Start of THE DATA
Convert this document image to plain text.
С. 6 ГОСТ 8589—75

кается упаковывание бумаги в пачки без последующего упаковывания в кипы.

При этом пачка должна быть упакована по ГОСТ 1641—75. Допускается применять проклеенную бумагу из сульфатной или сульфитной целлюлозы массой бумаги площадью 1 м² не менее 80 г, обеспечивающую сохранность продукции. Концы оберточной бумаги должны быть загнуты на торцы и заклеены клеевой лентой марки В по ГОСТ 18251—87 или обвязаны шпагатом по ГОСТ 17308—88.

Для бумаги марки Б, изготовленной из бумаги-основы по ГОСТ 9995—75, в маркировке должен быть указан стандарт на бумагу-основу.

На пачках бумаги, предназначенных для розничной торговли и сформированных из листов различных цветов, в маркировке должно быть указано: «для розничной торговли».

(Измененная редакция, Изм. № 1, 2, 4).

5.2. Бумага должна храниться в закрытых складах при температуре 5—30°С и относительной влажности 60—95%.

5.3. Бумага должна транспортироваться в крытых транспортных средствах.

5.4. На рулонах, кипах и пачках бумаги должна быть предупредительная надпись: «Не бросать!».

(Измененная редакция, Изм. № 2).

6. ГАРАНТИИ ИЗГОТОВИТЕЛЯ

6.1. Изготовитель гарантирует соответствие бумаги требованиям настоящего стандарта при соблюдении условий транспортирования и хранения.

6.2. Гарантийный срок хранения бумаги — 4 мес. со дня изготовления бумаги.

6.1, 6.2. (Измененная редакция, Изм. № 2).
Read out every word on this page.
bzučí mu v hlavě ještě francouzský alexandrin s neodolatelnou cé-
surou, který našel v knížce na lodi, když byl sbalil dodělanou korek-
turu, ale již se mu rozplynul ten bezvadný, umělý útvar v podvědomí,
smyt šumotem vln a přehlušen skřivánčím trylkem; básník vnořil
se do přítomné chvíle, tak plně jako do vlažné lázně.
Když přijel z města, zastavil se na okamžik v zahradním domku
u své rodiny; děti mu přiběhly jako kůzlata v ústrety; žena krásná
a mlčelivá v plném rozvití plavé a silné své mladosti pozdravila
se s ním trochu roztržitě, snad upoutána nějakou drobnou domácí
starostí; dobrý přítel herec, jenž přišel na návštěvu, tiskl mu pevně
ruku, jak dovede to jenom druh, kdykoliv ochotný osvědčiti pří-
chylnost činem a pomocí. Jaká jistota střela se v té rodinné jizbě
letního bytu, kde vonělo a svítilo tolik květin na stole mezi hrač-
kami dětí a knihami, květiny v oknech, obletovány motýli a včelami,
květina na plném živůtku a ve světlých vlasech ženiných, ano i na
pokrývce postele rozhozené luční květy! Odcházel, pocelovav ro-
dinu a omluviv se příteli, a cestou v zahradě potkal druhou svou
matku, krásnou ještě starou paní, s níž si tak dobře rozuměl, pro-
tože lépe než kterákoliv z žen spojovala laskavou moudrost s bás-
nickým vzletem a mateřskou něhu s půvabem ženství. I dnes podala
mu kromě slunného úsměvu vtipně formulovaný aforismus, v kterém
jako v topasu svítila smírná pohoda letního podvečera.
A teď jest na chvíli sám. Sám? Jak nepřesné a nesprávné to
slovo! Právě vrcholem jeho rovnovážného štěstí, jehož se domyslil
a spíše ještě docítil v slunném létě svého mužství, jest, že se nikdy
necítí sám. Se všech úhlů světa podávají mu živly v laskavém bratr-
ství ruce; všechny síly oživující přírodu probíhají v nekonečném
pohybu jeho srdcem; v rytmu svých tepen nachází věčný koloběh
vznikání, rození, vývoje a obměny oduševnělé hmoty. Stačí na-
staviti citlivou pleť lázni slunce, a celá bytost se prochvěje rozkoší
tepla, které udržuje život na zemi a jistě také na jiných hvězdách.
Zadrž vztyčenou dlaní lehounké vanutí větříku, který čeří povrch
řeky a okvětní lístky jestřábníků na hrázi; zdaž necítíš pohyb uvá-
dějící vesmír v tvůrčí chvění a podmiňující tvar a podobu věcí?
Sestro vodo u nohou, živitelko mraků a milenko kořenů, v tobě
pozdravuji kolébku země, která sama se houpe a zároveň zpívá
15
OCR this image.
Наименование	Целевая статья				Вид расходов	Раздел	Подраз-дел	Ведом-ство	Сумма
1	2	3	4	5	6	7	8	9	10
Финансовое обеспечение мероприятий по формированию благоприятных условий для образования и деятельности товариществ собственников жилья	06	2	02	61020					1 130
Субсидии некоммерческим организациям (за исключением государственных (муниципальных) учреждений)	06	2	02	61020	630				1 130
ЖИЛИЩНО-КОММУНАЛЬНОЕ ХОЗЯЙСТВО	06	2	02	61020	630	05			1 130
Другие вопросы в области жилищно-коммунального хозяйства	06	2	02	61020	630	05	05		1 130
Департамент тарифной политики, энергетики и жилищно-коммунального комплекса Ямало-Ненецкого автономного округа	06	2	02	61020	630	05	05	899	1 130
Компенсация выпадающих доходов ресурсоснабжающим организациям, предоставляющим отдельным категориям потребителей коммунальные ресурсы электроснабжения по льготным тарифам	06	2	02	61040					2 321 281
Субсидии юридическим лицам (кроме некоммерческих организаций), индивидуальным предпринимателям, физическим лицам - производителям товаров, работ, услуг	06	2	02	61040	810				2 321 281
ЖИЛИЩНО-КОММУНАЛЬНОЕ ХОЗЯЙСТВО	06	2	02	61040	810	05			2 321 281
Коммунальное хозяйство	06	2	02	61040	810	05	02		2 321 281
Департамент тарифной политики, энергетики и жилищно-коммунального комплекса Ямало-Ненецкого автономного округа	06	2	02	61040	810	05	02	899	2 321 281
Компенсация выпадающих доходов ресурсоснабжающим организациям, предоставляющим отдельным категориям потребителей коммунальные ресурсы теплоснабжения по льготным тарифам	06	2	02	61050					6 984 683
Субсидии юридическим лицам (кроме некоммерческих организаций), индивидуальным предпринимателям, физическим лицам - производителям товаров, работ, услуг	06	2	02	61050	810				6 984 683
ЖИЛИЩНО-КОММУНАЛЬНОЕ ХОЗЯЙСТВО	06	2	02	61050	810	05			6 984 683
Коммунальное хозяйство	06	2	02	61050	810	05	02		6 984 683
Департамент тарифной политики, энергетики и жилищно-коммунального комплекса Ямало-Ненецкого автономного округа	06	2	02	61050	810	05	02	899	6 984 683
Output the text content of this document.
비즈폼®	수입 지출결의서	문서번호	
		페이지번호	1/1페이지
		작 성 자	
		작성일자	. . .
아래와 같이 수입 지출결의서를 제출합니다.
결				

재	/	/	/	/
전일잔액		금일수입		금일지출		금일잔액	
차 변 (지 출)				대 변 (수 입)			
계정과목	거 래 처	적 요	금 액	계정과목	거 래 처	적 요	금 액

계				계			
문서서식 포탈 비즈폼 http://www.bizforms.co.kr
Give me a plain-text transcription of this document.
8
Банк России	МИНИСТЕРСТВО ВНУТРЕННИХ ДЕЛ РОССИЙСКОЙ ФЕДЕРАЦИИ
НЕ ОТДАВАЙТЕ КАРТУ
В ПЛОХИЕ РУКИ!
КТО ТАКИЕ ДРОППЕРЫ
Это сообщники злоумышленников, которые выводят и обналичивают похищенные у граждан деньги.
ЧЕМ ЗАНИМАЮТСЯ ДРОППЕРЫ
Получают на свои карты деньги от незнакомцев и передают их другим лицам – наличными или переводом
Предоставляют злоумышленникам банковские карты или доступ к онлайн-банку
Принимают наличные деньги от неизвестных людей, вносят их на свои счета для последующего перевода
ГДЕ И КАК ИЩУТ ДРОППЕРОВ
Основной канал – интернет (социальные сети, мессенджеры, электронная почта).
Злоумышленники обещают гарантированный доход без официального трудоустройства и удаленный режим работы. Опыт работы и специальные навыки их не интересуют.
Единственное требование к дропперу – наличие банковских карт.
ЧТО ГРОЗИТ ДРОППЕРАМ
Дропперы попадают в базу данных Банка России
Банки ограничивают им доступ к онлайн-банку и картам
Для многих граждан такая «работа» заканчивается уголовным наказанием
End of THE DATA
TASK
The word "льготным" may turn up on some lines of these records; say how many, with no other words.

WRITTEN ANSWER
2